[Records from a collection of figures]
·····

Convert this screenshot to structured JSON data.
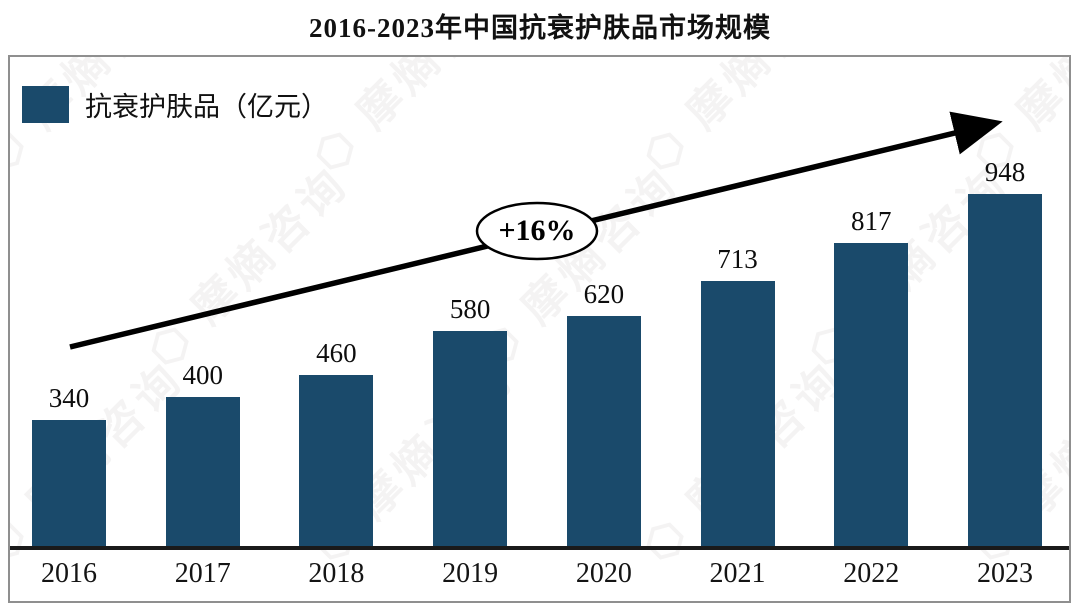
{
  "title": "2016-2023年中国抗衰护肤品市场规模",
  "legend": {
    "label": "抗衰护肤品（亿元）",
    "swatch_color": "#1A4A6B"
  },
  "annotation": {
    "growth_label": "+16%"
  },
  "watermark": {
    "text": "⬡ 摩熵咨询"
  },
  "chart_data": {
    "type": "bar",
    "categories": [
      "2016",
      "2017",
      "2018",
      "2019",
      "2020",
      "2021",
      "2022",
      "2023"
    ],
    "series": [
      {
        "name": "抗衰护肤品（亿元）",
        "values": [
          340,
          400,
          460,
          580,
          620,
          713,
          817,
          948
        ]
      }
    ],
    "title": "2016-2023年中国抗衰护肤品市场规模",
    "xlabel": "",
    "ylabel": "",
    "unit": "亿元",
    "ylim": [
      0,
      1000
    ],
    "grid": false,
    "y_axis_visible": false,
    "legend_position": "top-left",
    "bar_color": "#1A4A6B",
    "annotations": [
      {
        "text": "+16%",
        "type": "trend-arrow",
        "description": "upward arrow across bars with growth rate in ellipse"
      }
    ]
  }
}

·····

Filter out every line that lacks the word "arrow", and copy the rest.

### EXERCISE ANSWER
        "type": "trend-arrow",
        "description": "upward arrow across bars with growth rate in ellipse"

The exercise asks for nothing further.